── Record extracts ──

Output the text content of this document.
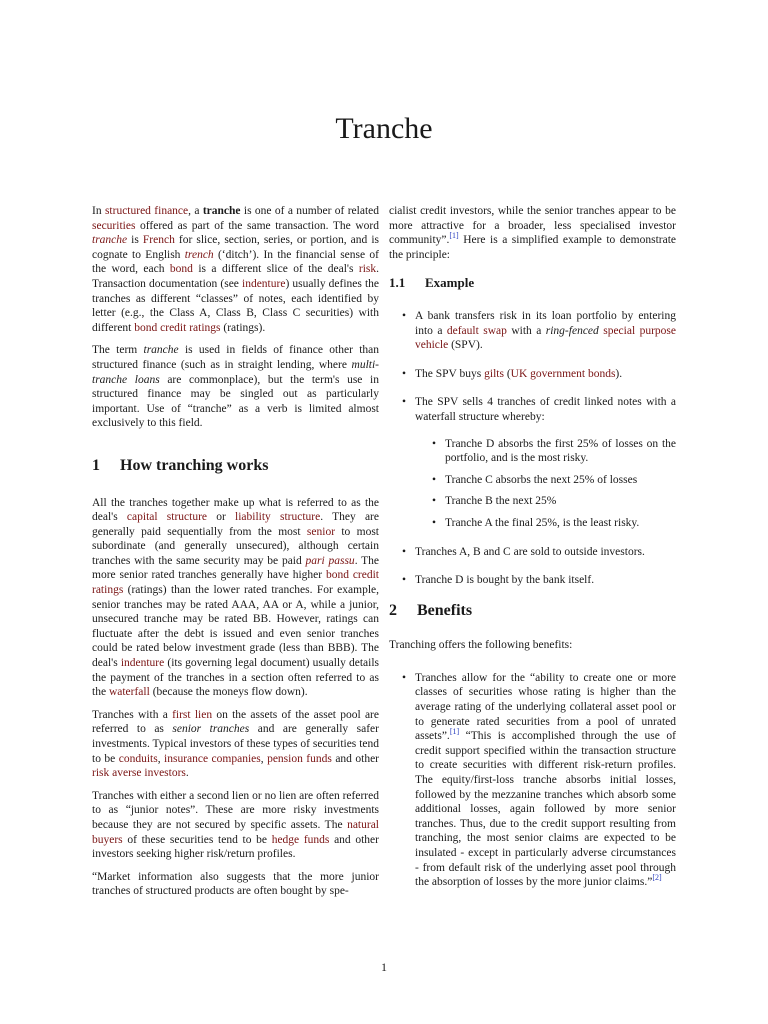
Tranche

In structured finance, a tranche is one of a number of related securities offered as part of the same transaction. The word tranche is French for slice, section, series, or portion, and is cognate to English trench (‘ditch’). In the financial sense of the word, each bond is a different slice of the deal's risk. Transaction documentation (see indenture) usually defines the tranches as different “classes” of notes, each identified by letter (e.g., the Class A, Class B, Class C securities) with different bond credit ratings (ratings).

The term tranche is used in fields of finance other than structured finance (such as in straight lending, where multi-tranche loans are commonplace), but the term's use in structured finance may be singled out as particularly important. Use of “tranche” as a verb is limited almost exclusively to this field.

1	How tranching works

All the tranches together make up what is referred to as the deal's capital structure or liability structure. They are generally paid sequentially from the most senior to most subordinate (and generally unsecured), although certain tranches with the same security may be paid pari passu. The more senior rated tranches generally have higher bond credit ratings (ratings) than the lower rated tranches. For example, senior tranches may be rated AAA, AA or A, while a junior, unsecured tranche may be rated BB. However, ratings can fluctuate after the debt is issued and even senior tranches could be rated below investment grade (less than BBB). The deal's indenture (its governing legal document) usually details the payment of the tranches in a section often referred to as the waterfall (because the moneys flow down).

Tranches with a first lien on the assets of the asset pool are referred to as senior tranches and are generally safer investments. Typical investors of these types of securities tend to be conduits, insurance companies, pension funds and other risk averse investors.

Tranches with either a second lien or no lien are often referred to as “junior notes”. These are more risky investments because they are not secured by specific assets. The natural buyers of these securities tend to be hedge funds and other investors seeking higher risk/return profiles.

“Market information also suggests that the more junior tranches of structured products are often bought by spe-

cialist credit investors, while the senior tranches appear to be more attractive for a broader, less specialised investor community”.[1] Here is a simplified example to demonstrate the principle:

1.1	Example
• A bank transfers risk in its loan portfolio by entering into a default swap with a ring-fenced special purpose vehicle (SPV).
• The SPV buys gilts (UK government bonds).
• The SPV sells 4 tranches of credit linked notes with a waterfall structure whereby:
• Tranche D absorbs the first 25% of losses on the portfolio, and is the most risky.
• Tranche C absorbs the next 25% of losses
• Tranche B the next 25%
• Tranche A the final 25%, is the least risky.
• Tranches A, B and C are sold to outside investors.
• Tranche D is bought by the bank itself.
2	Benefits

Tranching offers the following benefits:

• Tranches allow for the “ability to create one or more classes of securities whose rating is higher than the average rating of the underlying collateral asset pool or to generate rated securities from a pool of unrated assets”.[1] “This is accomplished through the use of credit support specified within the transaction structure to create securities with different risk-return profiles. The equity/first-loss tranche absorbs initial losses, followed by the mezzanine tranches which absorb some additional losses, again followed by more senior tranches. Thus, due to the credit support resulting from tranching, the most senior claims are expected to be insulated - except in particularly adverse circumstances - from default risk of the underlying asset pool through the absorption of losses by the more junior claims.”[2]
1
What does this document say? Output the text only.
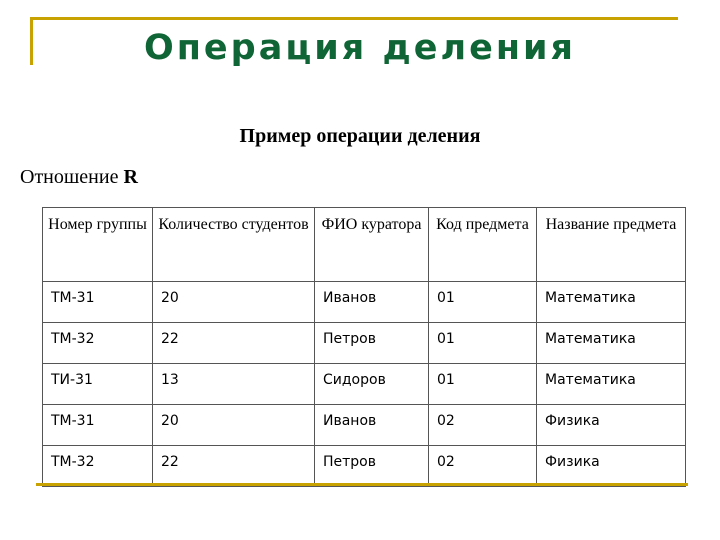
Операция деления
Пример операции деления
Отношение R
Номер группы	Количество студентов	ФИО куратора	Код предмета	Название предмета
ТМ-31	20	Иванов	01	Математика
ТМ-32	22	Петров	01	Математика
ТИ-31	13	Сидоров	01	Математика
ТМ-31	20	Иванов	02	Физика
ТМ-32	22	Петров	02	Физика
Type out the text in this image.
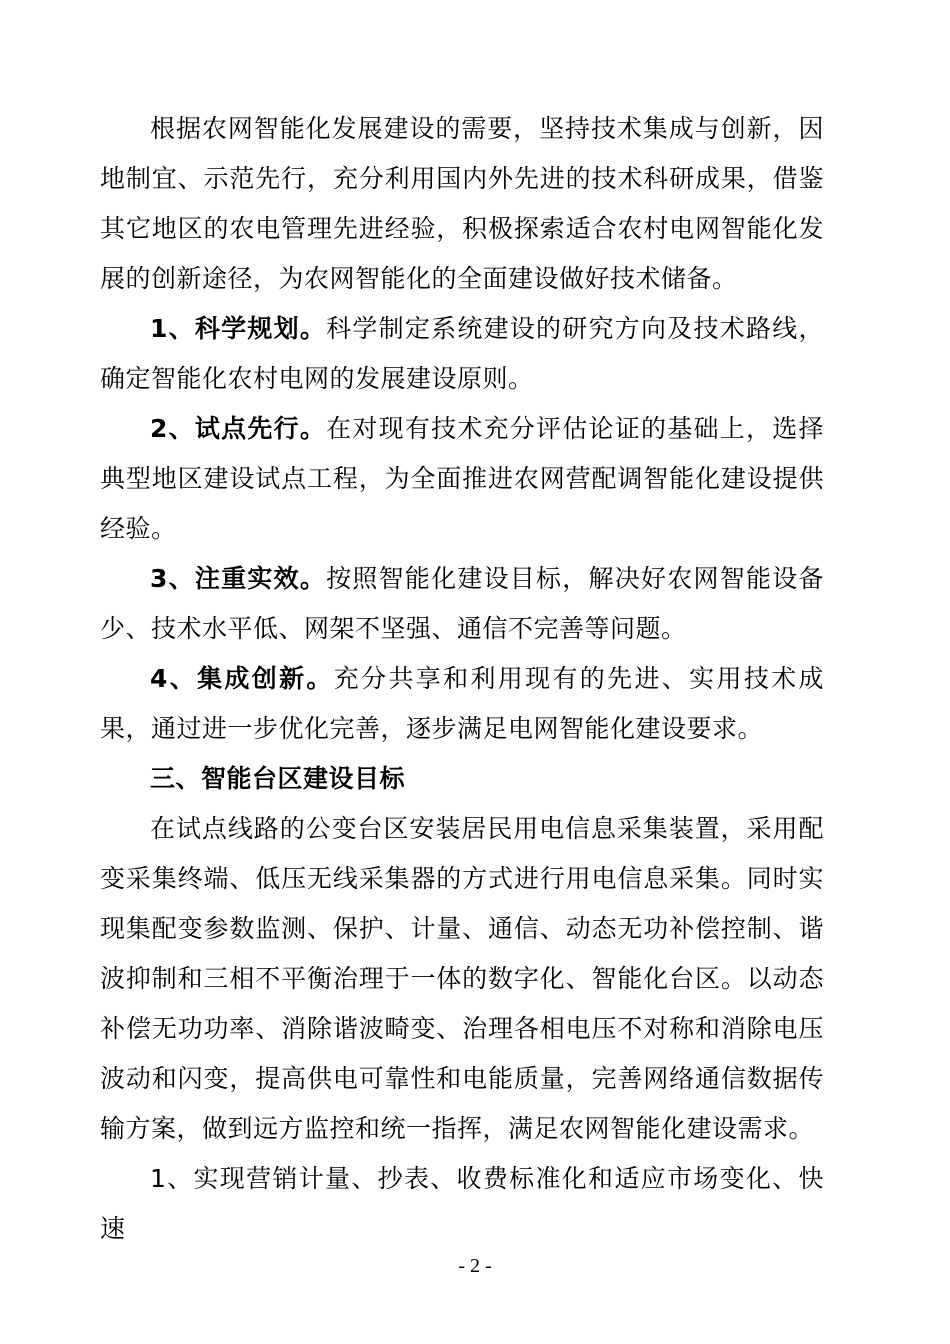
根据农网智能化发展建设的需要，坚持技术集成与创新，因地制宜、示范先行，充分利用国内外先进的技术科研成果，借鉴其它地区的农电管理先进经验，积极探索适合农村电网智能化发展的创新途径，为农网智能化的全面建设做好技术储备。

1、科学规划。科学制定系统建设的研究方向及技术路线，确定智能化农村电网的发展建设原则。

2、试点先行。在对现有技术充分评估论证的基础上，选择典型地区建设试点工程，为全面推进农网营配调智能化建设提供经验。

3、注重实效。按照智能化建设目标，解决好农网智能设备少、技术水平低、网架不坚强、通信不完善等问题。

4、集成创新。充分共享和利用现有的先进、实用技术成果，通过进一步优化完善，逐步满足电网智能化建设要求。

三、智能台区建设目标

在试点线路的公变台区安装居民用电信息采集装置，采用配变采集终端、低压无线采集器的方式进行用电信息采集。同时实现集配变参数监测、保护、计量、通信、动态无功补偿控制、谐波抑制和三相不平衡治理于一体的数字化、智能化台区。以动态补偿无功功率、消除谐波畸变、治理各相电压不对称和消除电压波动和闪变，提高供电可靠性和电能质量，完善网络通信数据传输方案，做到远方监控和统一指挥，满足农网智能化建设需求。

1、实现营销计量、抄表、收费标准化和适应市场变化、快速

- 2 -
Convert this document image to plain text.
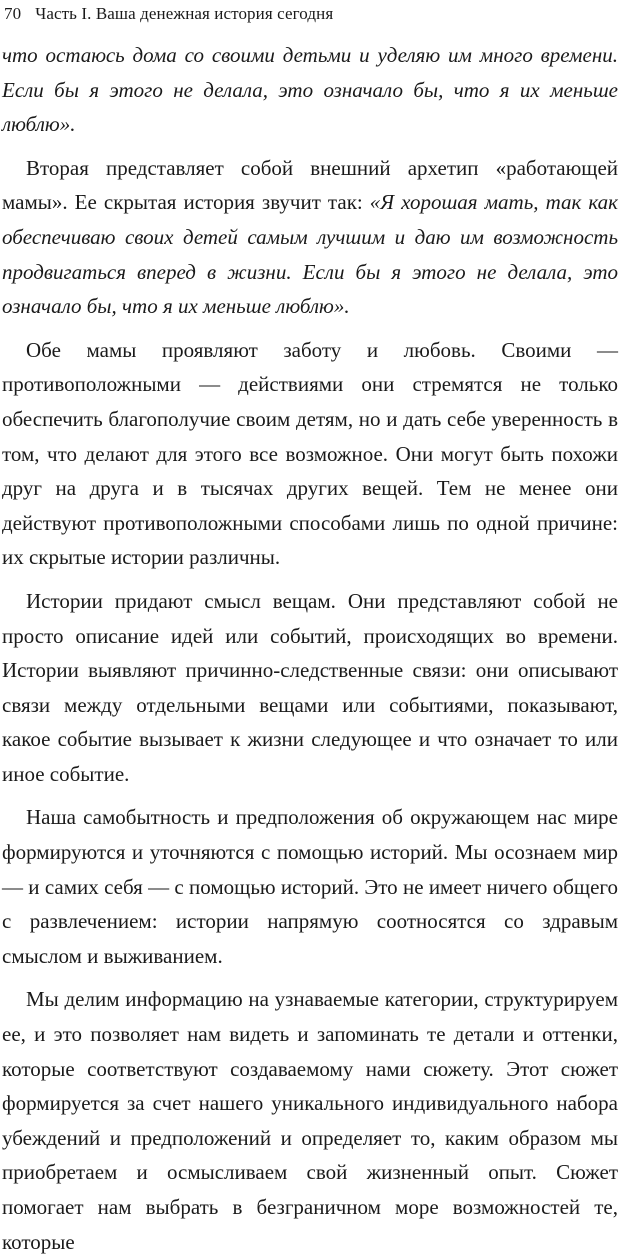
70 Часть I. Ваша денежная история сегодня

что остаюсь дома со своими детьми и уделяю им много времени. Если бы я этого не делала, это означало бы, что я их меньше люблю».

Вторая представляет собой внешний архетип «работающей мамы». Ее скрытая история звучит так: «Я хорошая мать, так как обеспечиваю своих детей самым лучшим и даю им возможность продвигаться вперед в жизни. Если бы я этого не делала, это означало бы, что я их меньше люблю».

Обе мамы проявляют заботу и любовь. Своими — противоположными — действиями они стремятся не только обеспечить благополучие своим детям, но и дать себе уверенность в том, что делают для этого все возможное. Они могут быть похожи друг на друга и в тысячах других вещей. Тем не менее они действуют противоположными способами лишь по одной причине: их скрытые истории различны.

Истории придают смысл вещам. Они представляют собой не просто описание идей или событий, происходящих во времени. Истории выявляют причинно-следственные связи: они описывают связи между отдельными вещами или событиями, показывают, какое событие вызывает к жизни следующее и что означает то или иное событие.

Наша самобытность и предположения об окружающем нас мире формируются и уточняются с помощью историй. Мы осознаем мир — и самих себя — с помощью историй. Это не имеет ничего общего с развлечением: истории напрямую соотносятся со здравым смыслом и выживанием.

Мы делим информацию на узнаваемые категории, структурируем ее, и это позволяет нам видеть и запоминать те детали и оттенки, которые соответствуют создаваемому нами сюжету. Этот сюжет формируется за счет нашего уникального индивидуального набора убеждений и предположений и определяет то, каким образом мы приобретаем и осмысливаем свой жизненный опыт. Сюжет помогает нам выбрать в безграничном море возможностей те, которые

───

Set problem »
All of the lines above should be printed exactly, minus the pictures.

Task solution »
Output the text content of this document.
Tranche

In structured finance, a tranche is one of a number of related securities offered as part of the same transaction. The word tranche is French for slice, section, series, or portion, and is cognate to English trench (‘ditch’). In the financial sense of the word, each bond is a different slice of the deal's risk. Transaction documentation (see indenture) usually defines the tranches as different “classes” of notes, each identified by letter (e.g., the Class A, Class B, Class C securities) with different bond credit ratings (ratings).

The term tranche is used in fields of finance other than structured finance (such as in straight lending, where multi-tranche loans are commonplace), but the term's use in structured finance may be singled out as particularly important. Use of “tranche” as a verb is limited almost exclusively to this field.

1	How tranching works

All the tranches together make up what is referred to as the deal's capital structure or liability structure. They are generally paid sequentially from the most senior to most subordinate (and generally unsecured), although certain tranches with the same security may be paid pari passu. The more senior rated tranches generally have higher bond credit ratings (ratings) than the lower rated tranches. For example, senior tranches may be rated AAA, AA or A, while a junior, unsecured tranche may be rated BB. However, ratings can fluctuate after the debt is issued and even senior tranches could be rated below investment grade (less than BBB). The deal's indenture (its governing legal document) usually details the payment of the tranches in a section often referred to as the waterfall (because the moneys flow down).

Tranches with a first lien on the assets of the asset pool are referred to as senior tranches and are generally safer investments. Typical investors of these types of securities tend to be conduits, insurance companies, pension funds and other risk averse investors.

Tranches with either a second lien or no lien are often referred to as “junior notes”. These are more risky investments because they are not secured by specific assets. The natural buyers of these securities tend to be hedge funds and other investors seeking higher risk/return profiles.

“Market information also suggests that the more junior tranches of structured products are often bought by spe-

cialist credit investors, while the senior tranches appear to be more attractive for a broader, less specialised investor community”.[1] Here is a simplified example to demonstrate the principle:

1.1	Example
• A bank transfers risk in its loan portfolio by entering into a default swap with a ring-fenced special purpose vehicle (SPV).
• The SPV buys gilts (UK government bonds).
• The SPV sells 4 tranches of credit linked notes with a waterfall structure whereby:
• Tranche D absorbs the first 25% of losses on the portfolio, and is the most risky.
• Tranche C absorbs the next 25% of losses
• Tranche B the next 25%
• Tranche A the final 25%, is the least risky.
• Tranches A, B and C are sold to outside investors.
• Tranche D is bought by the bank itself.
2	Benefits

Tranching offers the following benefits:

• Tranches allow for the “ability to create one or more classes of securities whose rating is higher than the average rating of the underlying collateral asset pool or to generate rated securities from a pool of unrated assets”.[1] “This is accomplished through the use of credit support specified within the transaction structure to create securities with different risk-return profiles. The equity/first-loss tranche absorbs initial losses, followed by the mezzanine tranches which absorb some additional losses, again followed by more senior tranches. Thus, due to the credit support resulting from tranching, the most senior claims are expected to be insulated - except in particularly adverse circumstances - from default risk of the underlying asset pool through the absorption of losses by the more junior claims.”[2]
1
What does this document say? Output the text only.
Операция деления
Пример операции деления
Отношение R
Номер группы	Количество студентов	ФИО куратора	Код предмета	Название предмета
ТМ-31	20	Иванов	01	Математика
ТМ-32	22	Петров	01	Математика
ТИ-31	13	Сидоров	01	Математика
ТМ-31	20	Иванов	02	Физика
ТМ-32	22	Петров	02	Физика
Type out the text in this image.
根据农网智能化发展建设的需要，坚持技术集成与创新，因地制宜、示范先行，充分利用国内外先进的技术科研成果，借鉴其它地区的农电管理先进经验，积极探索适合农村电网智能化发展的创新途径，为农网智能化的全面建设做好技术储备。

1、科学规划。科学制定系统建设的研究方向及技术路线，确定智能化农村电网的发展建设原则。

2、试点先行。在对现有技术充分评估论证的基础上，选择典型地区建设试点工程，为全面推进农网营配调智能化建设提供经验。

3、注重实效。按照智能化建设目标，解决好农网智能设备少、技术水平低、网架不坚强、通信不完善等问题。

4、集成创新。充分共享和利用现有的先进、实用技术成果，通过进一步优化完善，逐步满足电网智能化建设要求。

三、智能台区建设目标

在试点线路的公变台区安装居民用电信息采集装置，采用配变采集终端、低压无线采集器的方式进行用电信息采集。同时实现集配变参数监测、保护、计量、通信、动态无功补偿控制、谐波抑制和三相不平衡治理于一体的数字化、智能化台区。以动态补偿无功功率、消除谐波畸变、治理各相电压不对称和消除电压波动和闪变，提高供电可靠性和电能质量，完善网络通信数据传输方案，做到远方监控和统一指挥，满足农网智能化建设需求。

1、实现营销计量、抄表、收费标准化和适应市场变化、快速

- 2 -
Convert this document image to plain text.
70 Часть I. Ваша денежная история сегодня

что остаюсь дома со своими детьми и уделяю им много времени. Если бы я этого не делала, это означало бы, что я их меньше люблю».

Вторая представляет собой внешний архетип «работающей мамы». Ее скрытая история звучит так: «Я хорошая мать, так как обеспечиваю своих детей самым лучшим и даю им возможность продвигаться вперед в жизни. Если бы я этого не делала, это означало бы, что я их меньше люблю».

Обе мамы проявляют заботу и любовь. Своими — противоположными — действиями они стремятся не только обеспечить благополучие своим детям, но и дать себе уверенность в том, что делают для этого все возможное. Они могут быть похожи друг на друга и в тысячах других вещей. Тем не менее они действуют противоположными способами лишь по одной причине: их скрытые истории различны.

Истории придают смысл вещам. Они представляют собой не просто описание идей или событий, происходящих во времени. Истории выявляют причинно-следственные связи: они описывают связи между отдельными вещами или событиями, показывают, какое событие вызывает к жизни следующее и что означает то или иное событие.

Наша самобытность и предположения об окружающем нас мире формируются и уточняются с помощью историй. Мы осознаем мир — и самих себя — с помощью историй. Это не имеет ничего общего с развлечением: истории напрямую соотносятся со здравым смыслом и выживанием.

Мы делим информацию на узнаваемые категории, структурируем ее, и это позволяет нам видеть и запоминать те детали и оттенки, которые соответствуют создаваемому нами сюжету. Этот сюжет формируется за счет нашего уникального индивидуального набора убеждений и предположений и определяет то, каким образом мы приобретаем и осмысливаем свой жизненный опыт. Сюжет помогает нам выбрать в безграничном море возможностей те, которые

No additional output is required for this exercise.